- [Task item]: Retype the records below exactly as they appear, but leave out any pictures.

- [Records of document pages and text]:

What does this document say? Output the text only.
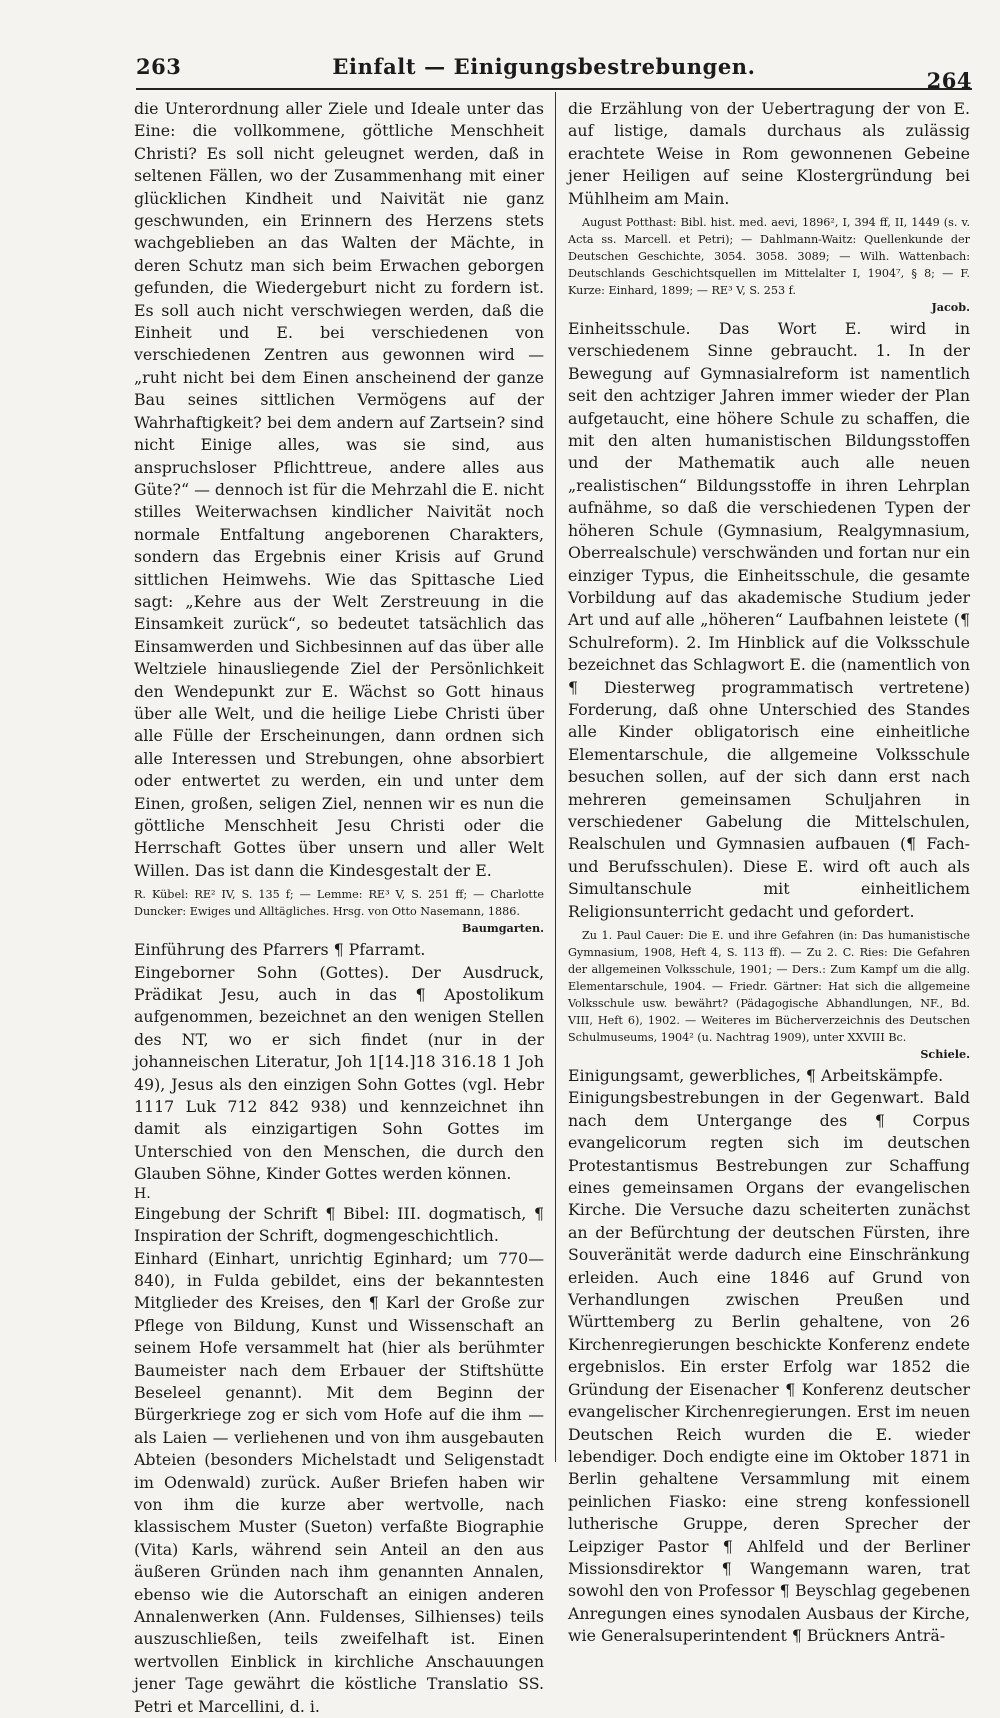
263	Einfalt — Einigungsbestrebungen.
264

die Unterordnung aller Ziele und Ideale unter das Eine: die vollkommene, göttliche Menschheit Christi? Es soll nicht geleugnet werden, daß in seltenen Fällen, wo der Zusammenhang mit einer glücklichen Kindheit und Naivität nie ganz geschwunden, ein Erinnern des Herzens stets wachgeblieben an das Walten der Mächte, in deren Schutz man sich beim Erwachen geborgen gefunden, die Wiedergeburt nicht zu fordern ist. Es soll auch nicht verschwiegen werden, daß die Einheit und E. bei verschiedenen von verschiedenen Zentren aus gewonnen wird — „ruht nicht bei dem Einen anscheinend der ganze Bau seines sittlichen Vermögens auf der Wahrhaftigkeit? bei dem andern auf Zartsein? sind nicht Einige alles, was sie sind, aus anspruchsloser Pflichttreue, andere alles aus Güte?“ — dennoch ist für die Mehrzahl die E. nicht stilles Weiterwachsen kindlicher Naivität noch normale Entfaltung angeborenen Charakters, sondern das Ergebnis einer Krisis auf Grund sittlichen Heimwehs. Wie das Spittasche Lied sagt: „Kehre aus der Welt Zerstreuung in die Einsamkeit zurück“, so bedeutet tatsächlich das Einsamwerden und Sichbesinnen auf das über alle Weltziele hinausliegende Ziel der Persönlichkeit den Wendepunkt zur E. Wächst so Gott hinaus über alle Welt, und die heilige Liebe Christi über alle Fülle der Erscheinungen, dann ordnen sich alle Interessen und Strebungen, ohne absorbiert oder entwertet zu werden, ein und unter dem Einen, großen, seligen Ziel, nennen wir es nun die göttliche Menschheit Jesu Christi oder die Herrschaft Gottes über unsern und aller Welt Willen. Das ist dann die Kindesgestalt der E.

R. Kübel: RE² IV, S. 135 f; — Lemme: RE³ V, S. 251 ff; — Charlotte Duncker: Ewiges und Alltägliches. Hrsg. von Otto Nasemann, 1886.

Baumgarten.

Einführung des Pfarrers ¶ Pfarramt.

Eingeborner Sohn (Gottes). Der Ausdruck, Prädikat Jesu, auch in das ¶ Apostolikum aufgenommen, bezeichnet an den wenigen Stellen des NT, wo er sich findet (nur in der johanneischen Literatur, Joh 1[14.]18 316.18 1 Joh 49), Jesus als den einzigen Sohn Gottes (vgl. Hebr 1117 Luk 712 842 938) und kennzeichnet ihn damit als einzigartigen Sohn Gottes im Unterschied von den Menschen, die durch den Glauben Söhne, Kinder Gottes werden können.

H.

Eingebung der Schrift ¶ Bibel: III. dogmatisch, ¶ Inspiration der Schrift, dogmengeschichtlich.

Einhard (Einhart, unrichtig Eginhard; um 770—840), in Fulda gebildet, eins der bekanntesten Mitglieder des Kreises, den ¶ Karl der Große zur Pflege von Bildung, Kunst und Wissenschaft an seinem Hofe versammelt hat (hier als berühmter Baumeister nach dem Erbauer der Stiftshütte Beseleel genannt). Mit dem Beginn der Bürgerkriege zog er sich vom Hofe auf die ihm — als Laien — verliehenen und von ihm ausgebauten Abteien (besonders Michelstadt und Seligenstadt im Odenwald) zurück. Außer Briefen haben wir von ihm die kurze aber wertvolle, nach klassischem Muster (Sueton) verfaßte Biographie (Vita) Karls, während sein Anteil an den aus äußeren Gründen nach ihm genannten Annalen, ebenso wie die Autorschaft an einigen anderen Annalenwerken (Ann. Fuldenses, Silhienses) teils auszuschließen, teils zweifelhaft ist. Einen wertvollen Einblick in kirchliche Anschauungen jener Tage gewährt die köstliche Translatio SS. Petri et Marcellini, d. i.

die Erzählung von der Uebertragung der von E. auf listige, damals durchaus als zulässig erachtete Weise in Rom gewonnenen Gebeine jener Heiligen auf seine Klostergründung bei Mühlheim am Main.

August Potthast: Bibl. hist. med. aevi, 1896², I, 394 ff, II, 1449 (s. v. Acta ss. Marcell. et Petri); — Dahlmann-Waitz: Quellenkunde der Deutschen Geschichte, 3054. 3058. 3089; — Wilh. Wattenbach: Deutschlands Geschichtsquellen im Mittelalter I, 1904⁷, § 8; — F. Kurze: Einhard, 1899; — RE³ V, S. 253 f.

Jacob.

Einheitsschule. Das Wort E. wird in verschiedenem Sinne gebraucht. 1. In der Bewegung auf Gymnasialreform ist namentlich seit den achtziger Jahren immer wieder der Plan aufgetaucht, eine höhere Schule zu schaffen, die mit den alten humanistischen Bildungsstoffen und der Mathematik auch alle neuen „realistischen“ Bildungsstoffe in ihren Lehrplan aufnähme, so daß die verschiedenen Typen der höheren Schule (Gymnasium, Realgymnasium, Oberrealschule) verschwänden und fortan nur ein einziger Typus, die Einheitsschule, die gesamte Vorbildung auf das akademische Studium jeder Art und auf alle „höheren“ Laufbahnen leistete (¶ Schulreform). 2. Im Hinblick auf die Volksschule bezeichnet das Schlagwort E. die (namentlich von ¶ Diesterweg programmatisch vertretene) Forderung, daß ohne Unterschied des Standes alle Kinder obligatorisch eine einheitliche Elementarschule, die allgemeine Volksschule besuchen sollen, auf der sich dann erst nach mehreren gemeinsamen Schuljahren in verschiedener Gabelung die Mittelschulen, Realschulen und Gymnasien aufbauen (¶ Fach- und Berufsschulen). Diese E. wird oft auch als Simultanschule mit einheitlichem Religionsunterricht gedacht und gefordert.

Zu 1. Paul Cauer: Die E. und ihre Gefahren (in: Das humanistische Gymnasium, 1908, Heft 4, S. 113 ff). — Zu 2. C. Ries: Die Gefahren der allgemeinen Volksschule, 1901; — Ders.: Zum Kampf um die allg. Elementarschule, 1904. — Friedr. Gärtner: Hat sich die allgemeine Volksschule usw. bewährt? (Pädagogische Abhandlungen, NF., Bd. VIII, Heft 6), 1902. — Weiteres im Bücherverzeichnis des Deutschen Schulmuseums, 1904² (u. Nachtrag 1909), unter XXVIII Bc.

Schiele.

Einigungsamt, gewerbliches, ¶ Arbeitskämpfe.

Einigungsbestrebungen in der Gegenwart. Bald nach dem Untergange des ¶ Corpus evangelicorum regten sich im deutschen Protestantismus Bestrebungen zur Schaffung eines gemeinsamen Organs der evangelischen Kirche. Die Versuche dazu scheiterten zunächst an der Befürchtung der deutschen Fürsten, ihre Souveränität werde dadurch eine Einschränkung erleiden. Auch eine 1846 auf Grund von Verhandlungen zwischen Preußen und Württemberg zu Berlin gehaltene, von 26 Kirchenregierungen beschickte Konferenz endete ergebnislos. Ein erster Erfolg war 1852 die Gründung der Eisenacher ¶ Konferenz deutscher evangelischer Kirchenregierungen. Erst im neuen Deutschen Reich wurden die E. wieder lebendiger. Doch endigte eine im Oktober 1871 in Berlin gehaltene Versammlung mit einem peinlichen Fiasko: eine streng konfessionell lutherische Gruppe, deren Sprecher der Leipziger Pastor ¶ Ahlfeld und der Berliner Missionsdirektor ¶ Wangemann waren, trat sowohl den von Professor ¶ Beyschlag gegebenen Anregungen eines synodalen Ausbaus der Kirche, wie Generalsuperintendent ¶ Brückners Anträ-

- [Answer to the exercise]:
What does this document say? Output the text only.
263	Einfalt — Einigungsbestrebungen.
264

die Unterordnung aller Ziele und Ideale unter das Eine: die vollkommene, göttliche Menschheit Christi? Es soll nicht geleugnet werden, daß in seltenen Fällen, wo der Zusammenhang mit einer glücklichen Kindheit und Naivität nie ganz geschwunden, ein Erinnern des Herzens stets wachgeblieben an das Walten der Mächte, in deren Schutz man sich beim Erwachen geborgen gefunden, die Wiedergeburt nicht zu fordern ist. Es soll auch nicht verschwiegen werden, daß die Einheit und E. bei verschiedenen von verschiedenen Zentren aus gewonnen wird — „ruht nicht bei dem Einen anscheinend der ganze Bau seines sittlichen Vermögens auf der Wahrhaftigkeit? bei dem andern auf Zartsein? sind nicht Einige alles, was sie sind, aus anspruchsloser Pflichttreue, andere alles aus Güte?“ — dennoch ist für die Mehrzahl die E. nicht stilles Weiterwachsen kindlicher Naivität noch normale Entfaltung angeborenen Charakters, sondern das Ergebnis einer Krisis auf Grund sittlichen Heimwehs. Wie das Spittasche Lied sagt: „Kehre aus der Welt Zerstreuung in die Einsamkeit zurück“, so bedeutet tatsächlich das Einsamwerden und Sichbesinnen auf das über alle Weltziele hinausliegende Ziel der Persönlichkeit den Wendepunkt zur E. Wächst so Gott hinaus über alle Welt, und die heilige Liebe Christi über alle Fülle der Erscheinungen, dann ordnen sich alle Interessen und Strebungen, ohne absorbiert oder entwertet zu werden, ein und unter dem Einen, großen, seligen Ziel, nennen wir es nun die göttliche Menschheit Jesu Christi oder die Herrschaft Gottes über unsern und aller Welt Willen. Das ist dann die Kindesgestalt der E.

R. Kübel: RE² IV, S. 135 f; — Lemme: RE³ V, S. 251 ff; — Charlotte Duncker: Ewiges und Alltägliches. Hrsg. von Otto Nasemann, 1886.

Baumgarten.

Einführung des Pfarrers ¶ Pfarramt.

Eingeborner Sohn (Gottes). Der Ausdruck, Prädikat Jesu, auch in das ¶ Apostolikum aufgenommen, bezeichnet an den wenigen Stellen des NT, wo er sich findet (nur in der johanneischen Literatur, Joh 1[14.]18 316.18 1 Joh 49), Jesus als den einzigen Sohn Gottes (vgl. Hebr 1117 Luk 712 842 938) und kennzeichnet ihn damit als einzigartigen Sohn Gottes im Unterschied von den Menschen, die durch den Glauben Söhne, Kinder Gottes werden können.

H.

Eingebung der Schrift ¶ Bibel: III. dogmatisch, ¶ Inspiration der Schrift, dogmengeschichtlich.

Einhard (Einhart, unrichtig Eginhard; um 770—840), in Fulda gebildet, eins der bekanntesten Mitglieder des Kreises, den ¶ Karl der Große zur Pflege von Bildung, Kunst und Wissenschaft an seinem Hofe versammelt hat (hier als berühmter Baumeister nach dem Erbauer der Stiftshütte Beseleel genannt). Mit dem Beginn der Bürgerkriege zog er sich vom Hofe auf die ihm — als Laien — verliehenen und von ihm ausgebauten Abteien (besonders Michelstadt und Seligenstadt im Odenwald) zurück. Außer Briefen haben wir von ihm die kurze aber wertvolle, nach klassischem Muster (Sueton) verfaßte Biographie (Vita) Karls, während sein Anteil an den aus äußeren Gründen nach ihm genannten Annalen, ebenso wie die Autorschaft an einigen anderen Annalenwerken (Ann. Fuldenses, Silhienses) teils auszuschließen, teils zweifelhaft ist. Einen wertvollen Einblick in kirchliche Anschauungen jener Tage gewährt die köstliche Translatio SS. Petri et Marcellini, d. i.

die Erzählung von der Uebertragung der von E. auf listige, damals durchaus als zulässig erachtete Weise in Rom gewonnenen Gebeine jener Heiligen auf seine Klostergründung bei Mühlheim am Main.

August Potthast: Bibl. hist. med. aevi, 1896², I, 394 ff, II, 1449 (s. v. Acta ss. Marcell. et Petri); — Dahlmann-Waitz: Quellenkunde der Deutschen Geschichte, 3054. 3058. 3089; — Wilh. Wattenbach: Deutschlands Geschichtsquellen im Mittelalter I, 1904⁷, § 8; — F. Kurze: Einhard, 1899; — RE³ V, S. 253 f.

Jacob.

Einheitsschule. Das Wort E. wird in verschiedenem Sinne gebraucht. 1. In der Bewegung auf Gymnasialreform ist namentlich seit den achtziger Jahren immer wieder der Plan aufgetaucht, eine höhere Schule zu schaffen, die mit den alten humanistischen Bildungsstoffen und der Mathematik auch alle neuen „realistischen“ Bildungsstoffe in ihren Lehrplan aufnähme, so daß die verschiedenen Typen der höheren Schule (Gymnasium, Realgymnasium, Oberrealschule) verschwänden und fortan nur ein einziger Typus, die Einheitsschule, die gesamte Vorbildung auf das akademische Studium jeder Art und auf alle „höheren“ Laufbahnen leistete (¶ Schulreform). 2. Im Hinblick auf die Volksschule bezeichnet das Schlagwort E. die (namentlich von ¶ Diesterweg programmatisch vertretene) Forderung, daß ohne Unterschied des Standes alle Kinder obligatorisch eine einheitliche Elementarschule, die allgemeine Volksschule besuchen sollen, auf der sich dann erst nach mehreren gemeinsamen Schuljahren in verschiedener Gabelung die Mittelschulen, Realschulen und Gymnasien aufbauen (¶ Fach- und Berufsschulen). Diese E. wird oft auch als Simultanschule mit einheitlichem Religionsunterricht gedacht und gefordert.

Zu 1. Paul Cauer: Die E. und ihre Gefahren (in: Das humanistische Gymnasium, 1908, Heft 4, S. 113 ff). — Zu 2. C. Ries: Die Gefahren der allgemeinen Volksschule, 1901; — Ders.: Zum Kampf um die allg. Elementarschule, 1904. — Friedr. Gärtner: Hat sich die allgemeine Volksschule usw. bewährt? (Pädagogische Abhandlungen, NF., Bd. VIII, Heft 6), 1902. — Weiteres im Bücherverzeichnis des Deutschen Schulmuseums, 1904² (u. Nachtrag 1909), unter XXVIII Bc.

Schiele.

Einigungsamt, gewerbliches, ¶ Arbeitskämpfe.

Einigungsbestrebungen in der Gegenwart. Bald nach dem Untergange des ¶ Corpus evangelicorum regten sich im deutschen Protestantismus Bestrebungen zur Schaffung eines gemeinsamen Organs der evangelischen Kirche. Die Versuche dazu scheiterten zunächst an der Befürchtung der deutschen Fürsten, ihre Souveränität werde dadurch eine Einschränkung erleiden. Auch eine 1846 auf Grund von Verhandlungen zwischen Preußen und Württemberg zu Berlin gehaltene, von 26 Kirchenregierungen beschickte Konferenz endete ergebnislos. Ein erster Erfolg war 1852 die Gründung der Eisenacher ¶ Konferenz deutscher evangelischer Kirchenregierungen. Erst im neuen Deutschen Reich wurden die E. wieder lebendiger. Doch endigte eine im Oktober 1871 in Berlin gehaltene Versammlung mit einem peinlichen Fiasko: eine streng konfessionell lutherische Gruppe, deren Sprecher der Leipziger Pastor ¶ Ahlfeld und der Berliner Missionsdirektor ¶ Wangemann waren, trat sowohl den von Professor ¶ Beyschlag gegebenen Anregungen eines synodalen Ausbaus der Kirche, wie Generalsuperintendent ¶ Brückners Anträ-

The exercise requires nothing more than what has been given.